Stated problem> Every line that holds "author" should be shown.

Information supplied>
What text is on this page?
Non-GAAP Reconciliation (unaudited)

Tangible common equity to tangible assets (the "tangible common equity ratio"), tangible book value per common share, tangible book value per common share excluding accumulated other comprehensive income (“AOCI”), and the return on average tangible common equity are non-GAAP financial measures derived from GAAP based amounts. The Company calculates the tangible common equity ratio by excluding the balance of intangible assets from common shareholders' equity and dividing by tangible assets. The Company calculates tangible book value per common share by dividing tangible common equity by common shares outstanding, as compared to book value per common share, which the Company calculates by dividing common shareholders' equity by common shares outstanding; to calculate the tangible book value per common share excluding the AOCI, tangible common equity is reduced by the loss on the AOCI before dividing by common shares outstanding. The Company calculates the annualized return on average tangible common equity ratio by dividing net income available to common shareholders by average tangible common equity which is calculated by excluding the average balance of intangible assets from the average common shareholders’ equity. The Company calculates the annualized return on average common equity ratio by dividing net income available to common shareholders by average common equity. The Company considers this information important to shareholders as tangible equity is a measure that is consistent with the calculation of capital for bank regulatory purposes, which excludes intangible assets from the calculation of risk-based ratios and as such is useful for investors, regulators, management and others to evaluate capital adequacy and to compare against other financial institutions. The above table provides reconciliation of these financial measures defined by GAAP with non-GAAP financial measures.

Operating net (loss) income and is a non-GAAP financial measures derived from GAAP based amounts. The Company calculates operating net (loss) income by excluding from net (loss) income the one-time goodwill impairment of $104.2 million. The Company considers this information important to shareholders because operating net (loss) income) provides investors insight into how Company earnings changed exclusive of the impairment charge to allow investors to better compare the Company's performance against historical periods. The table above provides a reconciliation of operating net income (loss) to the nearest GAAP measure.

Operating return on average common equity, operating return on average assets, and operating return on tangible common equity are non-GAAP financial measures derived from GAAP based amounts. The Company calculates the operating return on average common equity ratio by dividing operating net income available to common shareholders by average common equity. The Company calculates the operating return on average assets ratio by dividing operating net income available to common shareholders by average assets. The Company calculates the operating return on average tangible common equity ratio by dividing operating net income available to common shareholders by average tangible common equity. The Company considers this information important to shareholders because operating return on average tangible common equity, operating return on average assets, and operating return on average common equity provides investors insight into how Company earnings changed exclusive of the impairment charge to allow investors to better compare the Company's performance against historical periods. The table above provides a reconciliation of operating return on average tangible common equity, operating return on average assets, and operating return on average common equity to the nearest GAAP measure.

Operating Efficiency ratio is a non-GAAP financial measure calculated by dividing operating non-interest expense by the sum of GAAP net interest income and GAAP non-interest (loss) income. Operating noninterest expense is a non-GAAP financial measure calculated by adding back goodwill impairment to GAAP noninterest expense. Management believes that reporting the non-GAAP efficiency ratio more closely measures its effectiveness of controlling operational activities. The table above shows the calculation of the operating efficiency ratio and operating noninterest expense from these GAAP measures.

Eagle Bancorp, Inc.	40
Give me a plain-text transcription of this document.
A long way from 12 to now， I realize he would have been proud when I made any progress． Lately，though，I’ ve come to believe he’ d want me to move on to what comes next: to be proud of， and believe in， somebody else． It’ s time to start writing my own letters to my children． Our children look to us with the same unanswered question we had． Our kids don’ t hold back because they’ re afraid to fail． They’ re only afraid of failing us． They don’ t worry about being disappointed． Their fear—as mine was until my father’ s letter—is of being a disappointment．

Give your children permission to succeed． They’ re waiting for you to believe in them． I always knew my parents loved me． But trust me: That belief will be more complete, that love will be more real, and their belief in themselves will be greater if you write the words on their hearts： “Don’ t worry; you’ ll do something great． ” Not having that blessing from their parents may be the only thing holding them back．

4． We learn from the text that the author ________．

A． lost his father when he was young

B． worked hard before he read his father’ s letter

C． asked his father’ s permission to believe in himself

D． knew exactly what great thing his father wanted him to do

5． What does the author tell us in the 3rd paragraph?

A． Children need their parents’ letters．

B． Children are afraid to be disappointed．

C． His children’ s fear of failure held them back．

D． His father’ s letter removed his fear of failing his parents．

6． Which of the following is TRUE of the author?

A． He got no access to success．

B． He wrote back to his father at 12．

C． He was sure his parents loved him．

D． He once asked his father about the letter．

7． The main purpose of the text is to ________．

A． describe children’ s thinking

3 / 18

Answer below>
4． We learn from the text that the author ________．
5． What does the author tell us in the 3rd paragraph?
6． Which of the following is TRUE of the author?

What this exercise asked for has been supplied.